Goal
Select, from the material below, each line with "обеспечение" in it.

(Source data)
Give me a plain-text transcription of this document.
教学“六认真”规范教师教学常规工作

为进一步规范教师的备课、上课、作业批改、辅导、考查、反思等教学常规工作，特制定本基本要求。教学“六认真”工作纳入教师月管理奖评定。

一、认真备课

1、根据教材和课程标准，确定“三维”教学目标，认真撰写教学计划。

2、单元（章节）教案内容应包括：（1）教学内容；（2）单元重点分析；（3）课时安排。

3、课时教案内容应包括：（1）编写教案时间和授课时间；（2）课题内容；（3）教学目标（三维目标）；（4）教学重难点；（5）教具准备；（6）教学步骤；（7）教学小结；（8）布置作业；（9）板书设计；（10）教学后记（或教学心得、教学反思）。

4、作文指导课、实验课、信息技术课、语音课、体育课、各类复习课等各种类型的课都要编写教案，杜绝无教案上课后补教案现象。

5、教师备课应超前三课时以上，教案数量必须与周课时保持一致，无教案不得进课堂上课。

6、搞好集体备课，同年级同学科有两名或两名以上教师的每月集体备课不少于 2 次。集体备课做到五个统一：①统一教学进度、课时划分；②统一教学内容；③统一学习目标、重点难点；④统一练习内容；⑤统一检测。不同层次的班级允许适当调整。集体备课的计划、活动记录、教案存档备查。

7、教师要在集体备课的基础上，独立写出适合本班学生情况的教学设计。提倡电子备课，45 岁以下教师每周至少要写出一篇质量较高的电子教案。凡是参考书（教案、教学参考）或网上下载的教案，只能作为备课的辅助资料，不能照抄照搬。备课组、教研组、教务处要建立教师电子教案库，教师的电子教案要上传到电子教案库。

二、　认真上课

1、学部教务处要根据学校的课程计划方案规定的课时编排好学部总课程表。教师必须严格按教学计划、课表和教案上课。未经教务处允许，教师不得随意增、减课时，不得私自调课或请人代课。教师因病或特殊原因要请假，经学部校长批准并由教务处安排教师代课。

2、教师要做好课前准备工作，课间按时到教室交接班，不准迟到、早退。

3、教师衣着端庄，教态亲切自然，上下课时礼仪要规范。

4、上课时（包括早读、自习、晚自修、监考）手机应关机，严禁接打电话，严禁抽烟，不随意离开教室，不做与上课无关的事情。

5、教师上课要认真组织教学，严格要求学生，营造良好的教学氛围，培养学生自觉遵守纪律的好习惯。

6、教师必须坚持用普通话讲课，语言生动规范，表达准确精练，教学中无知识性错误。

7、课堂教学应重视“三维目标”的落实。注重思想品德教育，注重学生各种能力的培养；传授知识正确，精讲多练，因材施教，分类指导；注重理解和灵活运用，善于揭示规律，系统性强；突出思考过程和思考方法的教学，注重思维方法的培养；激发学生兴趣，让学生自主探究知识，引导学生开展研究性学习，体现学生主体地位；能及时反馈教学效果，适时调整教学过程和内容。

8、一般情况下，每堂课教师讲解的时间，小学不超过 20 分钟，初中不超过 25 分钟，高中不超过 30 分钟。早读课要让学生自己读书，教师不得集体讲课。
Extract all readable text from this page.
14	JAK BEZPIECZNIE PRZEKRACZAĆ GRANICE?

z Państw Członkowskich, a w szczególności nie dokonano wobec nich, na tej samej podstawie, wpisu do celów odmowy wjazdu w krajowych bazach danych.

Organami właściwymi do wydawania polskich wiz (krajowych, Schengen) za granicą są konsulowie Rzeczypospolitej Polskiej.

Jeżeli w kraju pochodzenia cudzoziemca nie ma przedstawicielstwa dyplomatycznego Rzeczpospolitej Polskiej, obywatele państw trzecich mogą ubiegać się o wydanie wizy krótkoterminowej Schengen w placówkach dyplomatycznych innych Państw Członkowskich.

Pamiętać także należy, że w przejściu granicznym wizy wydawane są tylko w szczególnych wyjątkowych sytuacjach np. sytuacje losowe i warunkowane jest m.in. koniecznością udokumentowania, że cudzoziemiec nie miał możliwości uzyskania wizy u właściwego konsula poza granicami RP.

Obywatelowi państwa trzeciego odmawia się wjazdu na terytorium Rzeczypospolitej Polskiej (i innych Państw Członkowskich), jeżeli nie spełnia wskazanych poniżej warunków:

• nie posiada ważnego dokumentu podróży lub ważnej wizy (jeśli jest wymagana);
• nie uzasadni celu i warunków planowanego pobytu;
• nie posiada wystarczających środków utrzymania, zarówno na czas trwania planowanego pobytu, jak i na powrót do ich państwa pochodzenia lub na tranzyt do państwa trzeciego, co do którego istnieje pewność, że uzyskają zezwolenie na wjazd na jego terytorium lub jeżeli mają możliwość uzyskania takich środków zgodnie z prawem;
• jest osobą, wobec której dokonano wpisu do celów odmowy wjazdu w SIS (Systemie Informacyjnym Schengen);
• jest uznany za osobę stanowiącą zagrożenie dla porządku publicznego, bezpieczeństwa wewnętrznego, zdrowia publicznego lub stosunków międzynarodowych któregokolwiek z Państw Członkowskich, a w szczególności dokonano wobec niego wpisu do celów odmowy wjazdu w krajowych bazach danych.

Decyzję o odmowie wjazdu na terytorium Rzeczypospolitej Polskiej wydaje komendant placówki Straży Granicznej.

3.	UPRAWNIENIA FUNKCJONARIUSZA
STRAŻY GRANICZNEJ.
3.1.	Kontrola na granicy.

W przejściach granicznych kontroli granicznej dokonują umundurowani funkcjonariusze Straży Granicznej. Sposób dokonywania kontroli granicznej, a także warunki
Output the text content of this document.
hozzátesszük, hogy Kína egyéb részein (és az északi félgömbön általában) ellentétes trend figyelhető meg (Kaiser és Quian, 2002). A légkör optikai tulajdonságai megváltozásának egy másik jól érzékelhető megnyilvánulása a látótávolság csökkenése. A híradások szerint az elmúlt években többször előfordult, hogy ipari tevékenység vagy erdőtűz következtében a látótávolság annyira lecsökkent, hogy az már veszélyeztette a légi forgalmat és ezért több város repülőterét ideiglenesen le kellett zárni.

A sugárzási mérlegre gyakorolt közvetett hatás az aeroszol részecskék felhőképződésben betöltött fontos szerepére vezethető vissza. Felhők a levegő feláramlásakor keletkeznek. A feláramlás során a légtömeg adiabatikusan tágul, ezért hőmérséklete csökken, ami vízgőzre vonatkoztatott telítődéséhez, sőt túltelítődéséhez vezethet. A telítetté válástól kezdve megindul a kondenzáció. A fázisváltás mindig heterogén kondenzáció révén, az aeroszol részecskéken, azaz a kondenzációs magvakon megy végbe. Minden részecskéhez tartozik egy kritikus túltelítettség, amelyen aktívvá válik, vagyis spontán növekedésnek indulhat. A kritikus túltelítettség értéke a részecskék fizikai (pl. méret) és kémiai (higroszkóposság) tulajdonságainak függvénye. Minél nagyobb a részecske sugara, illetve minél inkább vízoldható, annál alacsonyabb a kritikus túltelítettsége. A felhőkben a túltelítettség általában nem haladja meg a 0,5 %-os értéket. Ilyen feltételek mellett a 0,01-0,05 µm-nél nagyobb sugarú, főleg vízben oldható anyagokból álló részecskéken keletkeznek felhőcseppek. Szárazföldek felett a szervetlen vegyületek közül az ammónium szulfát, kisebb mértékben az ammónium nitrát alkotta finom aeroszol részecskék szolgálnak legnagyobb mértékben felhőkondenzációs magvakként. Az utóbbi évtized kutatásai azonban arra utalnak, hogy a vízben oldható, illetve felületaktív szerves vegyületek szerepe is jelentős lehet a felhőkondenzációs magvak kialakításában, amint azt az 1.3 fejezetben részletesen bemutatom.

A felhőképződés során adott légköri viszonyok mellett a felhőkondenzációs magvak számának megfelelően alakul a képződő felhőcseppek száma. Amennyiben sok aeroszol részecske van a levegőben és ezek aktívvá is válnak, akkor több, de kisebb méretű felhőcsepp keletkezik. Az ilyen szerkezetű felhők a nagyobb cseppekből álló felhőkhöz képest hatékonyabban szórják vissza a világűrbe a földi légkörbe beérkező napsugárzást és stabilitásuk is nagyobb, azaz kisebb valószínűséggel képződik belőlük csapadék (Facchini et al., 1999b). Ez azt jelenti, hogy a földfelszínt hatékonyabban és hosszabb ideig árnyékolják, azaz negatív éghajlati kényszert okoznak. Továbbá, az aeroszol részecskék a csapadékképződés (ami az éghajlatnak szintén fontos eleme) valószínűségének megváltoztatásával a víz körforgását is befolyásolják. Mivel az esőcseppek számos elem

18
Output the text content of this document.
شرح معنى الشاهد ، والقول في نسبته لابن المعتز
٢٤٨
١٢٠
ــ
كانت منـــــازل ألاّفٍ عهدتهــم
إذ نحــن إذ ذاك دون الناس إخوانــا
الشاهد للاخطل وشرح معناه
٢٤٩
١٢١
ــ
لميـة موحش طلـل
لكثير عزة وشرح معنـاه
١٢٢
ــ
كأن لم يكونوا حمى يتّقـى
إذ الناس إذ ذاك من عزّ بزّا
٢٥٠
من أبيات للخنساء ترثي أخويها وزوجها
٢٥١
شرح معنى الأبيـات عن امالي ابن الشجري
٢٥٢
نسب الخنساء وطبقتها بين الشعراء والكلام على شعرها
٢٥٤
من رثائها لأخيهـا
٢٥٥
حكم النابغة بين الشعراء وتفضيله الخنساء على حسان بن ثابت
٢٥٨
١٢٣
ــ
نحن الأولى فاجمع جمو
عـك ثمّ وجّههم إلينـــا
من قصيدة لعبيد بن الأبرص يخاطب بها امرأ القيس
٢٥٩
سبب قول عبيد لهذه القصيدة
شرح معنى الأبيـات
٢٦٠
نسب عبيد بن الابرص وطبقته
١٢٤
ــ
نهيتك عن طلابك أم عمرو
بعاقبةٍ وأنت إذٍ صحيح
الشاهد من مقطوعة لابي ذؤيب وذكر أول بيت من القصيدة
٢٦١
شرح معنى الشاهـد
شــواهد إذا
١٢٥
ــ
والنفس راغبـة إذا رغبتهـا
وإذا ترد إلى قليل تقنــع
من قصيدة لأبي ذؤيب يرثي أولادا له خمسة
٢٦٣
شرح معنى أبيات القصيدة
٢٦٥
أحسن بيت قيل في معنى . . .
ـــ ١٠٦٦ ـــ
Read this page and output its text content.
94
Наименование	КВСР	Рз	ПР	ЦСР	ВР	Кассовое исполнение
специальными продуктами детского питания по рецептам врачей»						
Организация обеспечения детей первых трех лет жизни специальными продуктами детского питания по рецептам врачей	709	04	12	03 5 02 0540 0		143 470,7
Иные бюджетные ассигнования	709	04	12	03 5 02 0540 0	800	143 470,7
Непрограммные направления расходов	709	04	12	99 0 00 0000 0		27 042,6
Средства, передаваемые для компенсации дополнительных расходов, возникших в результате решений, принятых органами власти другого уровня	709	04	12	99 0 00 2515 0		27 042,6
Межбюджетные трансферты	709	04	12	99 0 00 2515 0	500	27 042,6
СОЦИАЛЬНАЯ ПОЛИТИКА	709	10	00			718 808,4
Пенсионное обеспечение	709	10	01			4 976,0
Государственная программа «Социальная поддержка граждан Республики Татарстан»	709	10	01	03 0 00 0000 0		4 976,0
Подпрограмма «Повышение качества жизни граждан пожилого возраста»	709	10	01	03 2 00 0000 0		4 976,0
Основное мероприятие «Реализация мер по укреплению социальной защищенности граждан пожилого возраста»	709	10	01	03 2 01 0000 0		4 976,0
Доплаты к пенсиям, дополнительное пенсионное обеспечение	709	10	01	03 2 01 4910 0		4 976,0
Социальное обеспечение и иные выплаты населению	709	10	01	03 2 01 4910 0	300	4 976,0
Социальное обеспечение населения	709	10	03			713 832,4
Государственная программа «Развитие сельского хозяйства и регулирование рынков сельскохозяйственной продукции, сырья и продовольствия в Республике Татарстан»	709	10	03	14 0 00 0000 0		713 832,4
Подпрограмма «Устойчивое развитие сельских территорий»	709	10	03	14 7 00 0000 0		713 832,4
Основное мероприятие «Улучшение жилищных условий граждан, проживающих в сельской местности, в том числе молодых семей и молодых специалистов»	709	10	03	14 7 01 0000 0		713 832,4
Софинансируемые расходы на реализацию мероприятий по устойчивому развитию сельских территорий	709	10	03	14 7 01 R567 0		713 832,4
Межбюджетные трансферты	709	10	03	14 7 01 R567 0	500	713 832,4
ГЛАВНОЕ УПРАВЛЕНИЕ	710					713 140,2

Output of the exercise
Пенсионное обеспечение	709	10	01			4 976,0
Доплаты к пенсиям, дополнительное пенсионное обеспечение	709	10	01	03 2 01 4910 0		4 976,0
Социальное обеспечение и иные выплаты населению	709	10	01	03 2 01 4910 0	300	4 976,0
Социальное обеспечение населения	709	10	03			713 832,4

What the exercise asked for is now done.